> _The task_: Only lines holding the string "Version" are wanted; copy each one from the material.

> _Data for processing_:

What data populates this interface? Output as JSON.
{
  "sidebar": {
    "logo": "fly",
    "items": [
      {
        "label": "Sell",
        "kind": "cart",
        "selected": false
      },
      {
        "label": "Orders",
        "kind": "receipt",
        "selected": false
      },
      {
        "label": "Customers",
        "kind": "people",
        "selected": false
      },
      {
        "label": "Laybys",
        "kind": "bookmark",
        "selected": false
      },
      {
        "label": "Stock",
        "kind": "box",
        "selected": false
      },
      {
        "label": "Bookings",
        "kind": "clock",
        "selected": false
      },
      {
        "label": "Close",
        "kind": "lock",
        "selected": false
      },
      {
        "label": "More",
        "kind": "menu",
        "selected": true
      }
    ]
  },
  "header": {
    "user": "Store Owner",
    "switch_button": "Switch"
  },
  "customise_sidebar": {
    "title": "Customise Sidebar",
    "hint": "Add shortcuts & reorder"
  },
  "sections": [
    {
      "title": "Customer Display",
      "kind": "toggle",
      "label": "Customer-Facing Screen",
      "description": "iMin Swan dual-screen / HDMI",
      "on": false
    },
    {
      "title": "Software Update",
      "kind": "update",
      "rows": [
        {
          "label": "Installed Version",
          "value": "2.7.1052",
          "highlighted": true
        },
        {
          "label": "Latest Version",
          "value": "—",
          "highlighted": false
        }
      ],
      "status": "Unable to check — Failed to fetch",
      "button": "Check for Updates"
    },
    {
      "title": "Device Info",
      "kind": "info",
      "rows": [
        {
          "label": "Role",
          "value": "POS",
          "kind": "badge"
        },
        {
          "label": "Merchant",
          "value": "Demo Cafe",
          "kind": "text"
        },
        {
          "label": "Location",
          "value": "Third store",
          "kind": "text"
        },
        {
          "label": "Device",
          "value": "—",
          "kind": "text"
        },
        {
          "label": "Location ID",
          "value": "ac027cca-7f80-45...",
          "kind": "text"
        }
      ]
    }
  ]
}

> _Answer for the task_:
          "label": "Installed Version",
          "label": "Latest Version",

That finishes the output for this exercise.